The problem: Can you restate the records below word for word?
---------- Stored rows
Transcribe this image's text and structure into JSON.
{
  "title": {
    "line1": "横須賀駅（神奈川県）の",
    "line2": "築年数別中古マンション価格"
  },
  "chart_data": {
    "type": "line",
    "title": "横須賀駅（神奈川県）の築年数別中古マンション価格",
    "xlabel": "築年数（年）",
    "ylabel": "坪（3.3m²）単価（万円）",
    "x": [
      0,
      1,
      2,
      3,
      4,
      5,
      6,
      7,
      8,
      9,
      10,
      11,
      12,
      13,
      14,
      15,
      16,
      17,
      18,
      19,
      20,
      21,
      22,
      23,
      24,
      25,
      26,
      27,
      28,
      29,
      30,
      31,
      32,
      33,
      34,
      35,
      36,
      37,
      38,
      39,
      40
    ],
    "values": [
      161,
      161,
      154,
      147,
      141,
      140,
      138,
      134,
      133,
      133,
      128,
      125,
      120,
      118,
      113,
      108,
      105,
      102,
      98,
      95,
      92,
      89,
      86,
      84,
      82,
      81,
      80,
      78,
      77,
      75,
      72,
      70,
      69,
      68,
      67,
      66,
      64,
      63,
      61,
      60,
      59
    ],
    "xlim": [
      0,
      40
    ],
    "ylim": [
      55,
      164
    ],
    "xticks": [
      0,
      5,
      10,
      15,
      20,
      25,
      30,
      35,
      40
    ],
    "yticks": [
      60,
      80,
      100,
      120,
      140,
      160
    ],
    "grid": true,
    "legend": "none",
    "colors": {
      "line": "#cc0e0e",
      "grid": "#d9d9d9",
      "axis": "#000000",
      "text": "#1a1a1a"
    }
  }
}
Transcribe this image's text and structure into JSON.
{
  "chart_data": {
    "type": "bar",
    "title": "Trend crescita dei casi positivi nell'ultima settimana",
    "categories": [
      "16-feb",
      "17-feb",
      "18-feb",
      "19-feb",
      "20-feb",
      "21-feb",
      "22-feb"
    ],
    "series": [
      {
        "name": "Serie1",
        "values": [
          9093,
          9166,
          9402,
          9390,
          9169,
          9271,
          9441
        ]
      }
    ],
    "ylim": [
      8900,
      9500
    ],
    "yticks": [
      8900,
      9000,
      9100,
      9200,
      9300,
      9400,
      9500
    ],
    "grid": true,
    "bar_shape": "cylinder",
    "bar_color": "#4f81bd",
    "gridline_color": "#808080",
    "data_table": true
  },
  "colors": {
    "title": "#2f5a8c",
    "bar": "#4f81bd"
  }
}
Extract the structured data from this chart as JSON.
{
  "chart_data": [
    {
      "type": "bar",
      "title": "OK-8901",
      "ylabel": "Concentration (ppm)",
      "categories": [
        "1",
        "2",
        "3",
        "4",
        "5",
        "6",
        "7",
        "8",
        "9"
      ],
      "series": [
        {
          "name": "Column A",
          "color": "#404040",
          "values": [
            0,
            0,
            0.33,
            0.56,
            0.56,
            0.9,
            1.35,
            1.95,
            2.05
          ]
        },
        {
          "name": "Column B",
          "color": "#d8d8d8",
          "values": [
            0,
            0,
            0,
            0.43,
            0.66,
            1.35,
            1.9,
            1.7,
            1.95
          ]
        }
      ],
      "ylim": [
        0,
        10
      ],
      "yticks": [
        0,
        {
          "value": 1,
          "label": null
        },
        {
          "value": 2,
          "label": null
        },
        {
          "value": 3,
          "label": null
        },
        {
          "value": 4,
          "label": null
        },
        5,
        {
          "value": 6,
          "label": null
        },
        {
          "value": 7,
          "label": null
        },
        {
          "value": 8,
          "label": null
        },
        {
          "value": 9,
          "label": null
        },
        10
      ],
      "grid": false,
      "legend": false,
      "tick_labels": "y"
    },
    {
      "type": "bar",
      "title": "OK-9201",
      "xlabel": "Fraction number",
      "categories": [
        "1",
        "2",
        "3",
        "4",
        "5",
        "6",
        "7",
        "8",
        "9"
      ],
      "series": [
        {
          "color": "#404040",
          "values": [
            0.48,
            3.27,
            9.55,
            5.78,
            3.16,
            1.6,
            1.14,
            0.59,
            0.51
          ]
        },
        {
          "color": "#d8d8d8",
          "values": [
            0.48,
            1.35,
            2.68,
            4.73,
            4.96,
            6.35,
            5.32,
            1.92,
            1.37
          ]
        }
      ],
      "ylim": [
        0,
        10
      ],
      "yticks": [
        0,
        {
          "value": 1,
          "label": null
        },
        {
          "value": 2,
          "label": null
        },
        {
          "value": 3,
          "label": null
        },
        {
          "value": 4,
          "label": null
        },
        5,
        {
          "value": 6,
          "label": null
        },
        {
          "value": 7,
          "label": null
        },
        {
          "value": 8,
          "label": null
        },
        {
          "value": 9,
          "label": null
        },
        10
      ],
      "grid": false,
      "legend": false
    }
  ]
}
--------------------
Exercise solution:
Transcribe this image's text and structure into JSON.
{
  "title": {
    "line1": "横須賀駅（神奈川県）の",
    "line2": "築年数別中古マンション価格"
  },
  "chart_data": {
    "type": "line",
    "title": "横須賀駅（神奈川県）の築年数別中古マンション価格",
    "xlabel": "築年数（年）",
    "ylabel": "坪（3.3m²）単価（万円）",
    "x": [
      0,
      1,
      2,
      3,
      4,
      5,
      6,
      7,
      8,
      9,
      10,
      11,
      12,
      13,
      14,
      15,
      16,
      17,
      18,
      19,
      20,
      21,
      22,
      23,
      24,
      25,
      26,
      27,
      28,
      29,
      30,
      31,
      32,
      33,
      34,
      35,
      36,
      37,
      38,
      39,
      40
    ],
    "values": [
      161,
      161,
      154,
      147,
      141,
      140,
      138,
      134,
      133,
      133,
      128,
      125,
      120,
      118,
      113,
      108,
      105,
      102,
      98,
      95,
      92,
      89,
      86,
      84,
      82,
      81,
      80,
      78,
      77,
      75,
      72,
      70,
      69,
      68,
      67,
      66,
      64,
      63,
      61,
      60,
      59
    ],
    "xlim": [
      0,
      40
    ],
    "ylim": [
      55,
      164
    ],
    "xticks": [
      0,
      5,
      10,
      15,
      20,
      25,
      30,
      35,
      40
    ],
    "yticks": [
      60,
      80,
      100,
      120,
      140,
      160
    ],
    "grid": true,
    "legend": "none",
    "colors": {
      "line": "#cc0e0e",
      "grid": "#d9d9d9",
      "axis": "#000000",
      "text": "#1a1a1a"
    }
  }
}
Transcribe this image's text and structure into JSON.
{
  "chart_data": {
    "type": "bar",
    "title": "Trend crescita dei casi positivi nell'ultima settimana",
    "categories": [
      "16-feb",
      "17-feb",
      "18-feb",
      "19-feb",
      "20-feb",
      "21-feb",
      "22-feb"
    ],
    "series": [
      {
        "name": "Serie1",
        "values": [
          9093,
          9166,
          9402,
          9390,
          9169,
          9271,
          9441
        ]
      }
    ],
    "ylim": [
      8900,
      9500
    ],
    "yticks": [
      8900,
      9000,
      9100,
      9200,
      9300,
      9400,
      9500
    ],
    "grid": true,
    "bar_shape": "cylinder",
    "bar_color": "#4f81bd",
    "gridline_color": "#808080",
    "data_table": true
  },
  "colors": {
    "title": "#2f5a8c",
    "bar": "#4f81bd"
  }
}
Extract the structured data from this chart as JSON.
{
  "chart_data": [
    {
      "type": "bar",
      "title": "OK-8901",
      "ylabel": "Concentration (ppm)",
      "categories": [
        "1",
        "2",
        "3",
        "4",
        "5",
        "6",
        "7",
        "8",
        "9"
      ],
      "series": [
        {
          "name": "Column A",
          "color": "#404040",
          "values": [
            0,
            0,
            0.33,
            0.56,
            0.56,
            0.9,
            1.35,
            1.95,
            2.05
          ]
        },
        {
          "name": "Column B",
          "color": "#d8d8d8",
          "values": [
            0,
            0,
            0,
            0.43,
            0.66,
            1.35,
            1.9,
            1.7,
            1.95
          ]
        }
      ],
      "ylim": [
        0,
        10
      ],
      "yticks": [
        0,
        {
          "value": 1,
          "label": null
        },
        {
          "value": 2,
          "label": null
        },
        {
          "value": 3,
          "label": null
        },
        {
          "value": 4,
          "label": null
        },
        5,
        {
          "value": 6,
          "label": null
        },
        {
          "value": 7,
          "label": null
        },
        {
          "value": 8,
          "label": null
        },
        {
          "value": 9,
          "label": null
        },
        10
      ],
      "grid": false,
      "legend": false,
      "tick_labels": "y"
    },
    {
      "type": "bar",
      "title": "OK-9201",
      "xlabel": "Fraction number",
      "categories": [
        "1",
        "2",
        "3",
        "4",
        "5",
        "6",
        "7",
        "8",
        "9"
      ],
      "series": [
        {
          "color": "#404040",
          "values": [
            0.48,
            3.27,
            9.55,
            5.78,
            3.16,
            1.6,
            1.14,
            0.59,
            0.51
          ]
        },
        {
          "color": "#d8d8d8",
          "values": [
            0.48,
            1.35,
            2.68,
            4.73,
            4.96,
            6.35,
            5.32,
            1.92,
            1.37
          ]
        }
      ],
      "ylim": [
        0,
        10
      ],
      "yticks": [
        0,
        {
          "value": 1,
          "label": null
        },
        {
          "value": 2,
          "label": null
        },
        {
          "value": 3,
          "label": null
        },
        {
          "value": 4,
          "label": null
        },
        5,
        {
          "value": 6,
          "label": null
        },
        {
          "value": 7,
          "label": null
        },
        {
          "value": 8,
          "label": null
        },
        {
          "value": 9,
          "label": null
        },
        10
      ],
      "grid": false,
      "legend": false
    }
  ]
}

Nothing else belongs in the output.